__Task to carry out__: Reproduce only the data from the line containing "156, 327, 308]" up to and including the line containing "legend-label-ea-alpha-strain: EA: Alpha", changing "y-tick-label-left" to "y-axis-tick-left" and leaving everything else as it is.
======== Data rows
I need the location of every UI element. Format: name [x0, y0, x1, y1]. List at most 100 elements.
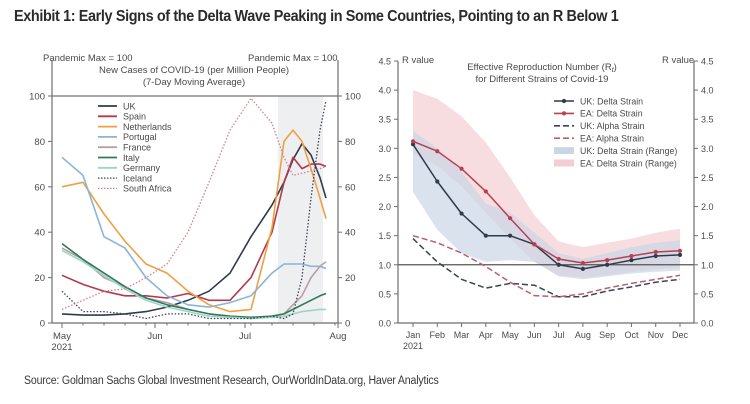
series-line-portugal	[61, 156, 327, 308]
right-chart-title-sub: t	[612, 67, 615, 74]
range-band-ea-delta-strain-range	[413, 90, 680, 278]
y-tick-label-left: 0.5	[378, 289, 391, 299]
data-point-ea-delta-strain	[629, 253, 634, 259]
y-tick-label-left: 80	[34, 137, 45, 148]
legend-label-ea-alpha-strain: EA: Alpha Strain	[580, 134, 644, 144]
y-tick-label-left: 40	[34, 228, 45, 239]
data-point-uk-delta-strain	[556, 262, 561, 267]
y-tick-label-left: 2.0	[378, 202, 391, 212]
y-tick-label-left: 20	[34, 273, 45, 284]
y-tick-label-left: 60	[34, 182, 45, 193]
x-tick-sublabel: 2021	[403, 341, 423, 351]
right-chart-title: Effective Reproduction Number (Rt)	[467, 62, 617, 74]
series-line-ea-delta-strain	[412, 140, 681, 264]
x-tick-label: Sep	[599, 330, 615, 340]
y-tick-label-right: 1.0	[701, 260, 714, 270]
legend-label-italy: Italy	[123, 153, 140, 163]
right-chart-title-line2: for Different Strains of Covid-19	[476, 74, 609, 85]
left-legend: UKSpainNetherlandsPortugalFranceItalyGer…	[98, 101, 172, 194]
data-point-ea-delta-strain	[435, 149, 440, 154]
shaded-region	[278, 96, 323, 323]
x-tick-label: Jan	[406, 330, 421, 340]
series-line-germany	[61, 249, 326, 320]
x-tick-label: Aug	[575, 330, 591, 340]
r-right-y-axis-label: R value	[662, 55, 694, 66]
y-tick-label-right: 0	[345, 319, 350, 330]
x-tick-label: Jun	[527, 330, 542, 340]
data-point-ea-delta-strain	[556, 256, 561, 262]
y-tick-label-left: 4.5	[378, 57, 391, 67]
data-point-uk-delta-strain	[677, 252, 683, 257]
y-tick-label-right: 3.0	[701, 144, 714, 154]
right-chart-title-main: Effective Reproduction Number (R	[467, 62, 612, 73]
range-bands-group	[413, 90, 680, 280]
y-tick-label-right: 1.5	[701, 231, 714, 241]
data-point-uk-delta-strain	[507, 233, 513, 238]
left-series-group	[61, 97, 327, 320]
series-line-uk-delta-strain	[412, 143, 681, 270]
series-line-ea-alpha-strain	[412, 234, 681, 298]
data-point-ea-delta-strain	[507, 216, 513, 221]
left-y-axis-label: Pandemic Max = 100	[43, 53, 133, 64]
y-tick-label-right: 4.5	[701, 57, 714, 67]
x-tick-label: Dec	[672, 330, 689, 340]
legend-label-uk-alpha-strain: UK: Alpha Strain	[580, 121, 645, 131]
y-tick-label-right: 2.5	[701, 173, 714, 183]
legend-label-uk-delta-strain-range: UK: Delta Strain (Range)	[580, 146, 677, 156]
left-chart-subtitle: (7-Day Moving Average)	[143, 77, 245, 88]
y-tick-label-right: 40	[345, 228, 356, 239]
legend-label-netherlands: Netherlands	[123, 122, 172, 132]
right-series-group	[410, 139, 683, 298]
data-point-ea-delta-strain	[410, 139, 416, 144]
legend-label-iceland: Iceland	[123, 173, 152, 183]
y-tick-label-left: 2.5	[378, 173, 391, 183]
legend-label-ea-delta-strain: EA: Delta Strain	[580, 109, 643, 119]
y-tick-label-right: 20	[345, 273, 356, 284]
y-tick-label-left: 3.5	[378, 115, 391, 125]
y-tick-label-left: 100	[29, 92, 45, 103]
x-tick-label: Jun	[147, 331, 162, 342]
x-tick-label: Oct	[624, 330, 639, 340]
series-line-uk-alpha-strain	[412, 238, 681, 298]
data-point-uk-delta-strain	[653, 253, 658, 259]
legend-marker-ea-delta-strain	[561, 111, 567, 116]
data-point-uk-delta-strain	[605, 262, 610, 267]
y-tick-label-left: 0	[40, 319, 45, 330]
data-point-ea-delta-strain	[532, 242, 537, 247]
y-tick-label-right: 0.5	[701, 289, 714, 299]
y-tick-label-right: 3.5	[701, 115, 714, 125]
y-tick-label-left: 1.0	[378, 260, 391, 270]
right-legend: UK: Delta Strain EA: Delta Strain UK: Alph…	[554, 96, 677, 168]
data-point-uk-delta-strain	[435, 179, 440, 184]
legend-marker-uk-delta-strain	[561, 98, 567, 104]
series-line-spain	[61, 156, 327, 302]
legend-label-germany: Germany	[123, 163, 161, 173]
data-point-ea-delta-strain	[459, 166, 464, 171]
legend-label-portugal: Portugal	[123, 132, 157, 142]
x-tick-label: Mar	[454, 330, 470, 340]
data-point-uk-delta-strain	[483, 233, 488, 238]
y-tick-label-right: 0.0	[701, 319, 714, 329]
legend-label-france: France	[123, 143, 151, 153]
source-note: Source: Goldman Sachs Global Investment …	[24, 375, 439, 387]
y-tick-label-right: 2.0	[701, 202, 714, 212]
x-tick-label: May	[53, 331, 71, 342]
data-point-uk-delta-strain	[629, 258, 634, 263]
x-tick-label: Jul	[239, 331, 251, 342]
y-tick-label-right: 4.0	[701, 86, 714, 96]
data-point-ea-delta-strain	[483, 189, 488, 194]
right-chart-r-value: 0.0 0.0 0.5 0.5 1.0 1.0 1.5 1.5 2.0 2.0 2.5 2.5 3.0 3…	[378, 55, 713, 351]
legend-label-south-africa: South Africa	[123, 184, 172, 194]
legend-label-uk: UK	[123, 101, 136, 111]
x-tick-label: Apr	[479, 330, 493, 340]
series-line-uk	[61, 142, 327, 316]
y-tick-label-right: 100	[345, 92, 361, 103]
y-tick-label-right: 60	[345, 182, 356, 193]
data-point-uk-delta-strain	[459, 211, 464, 216]
data-point-ea-delta-strain	[653, 249, 658, 255]
data-point-ea-delta-strain	[580, 260, 586, 266]
x-tick-label: Nov	[648, 330, 665, 340]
================
__Expected answer__:
series-line-portugal	[61, 156, 327, 308]
right-chart-title-sub: t	[612, 67, 615, 74]
range-band-ea-delta-strain-range	[413, 90, 680, 278]
y-axis-tick-left: 0.5	[378, 289, 391, 299]
data-point-ea-delta-strain	[629, 253, 634, 259]
y-axis-tick-left: 80	[34, 137, 45, 148]
legend-label-ea-alpha-strain: EA: Alpha Strain	[580, 134, 644, 144]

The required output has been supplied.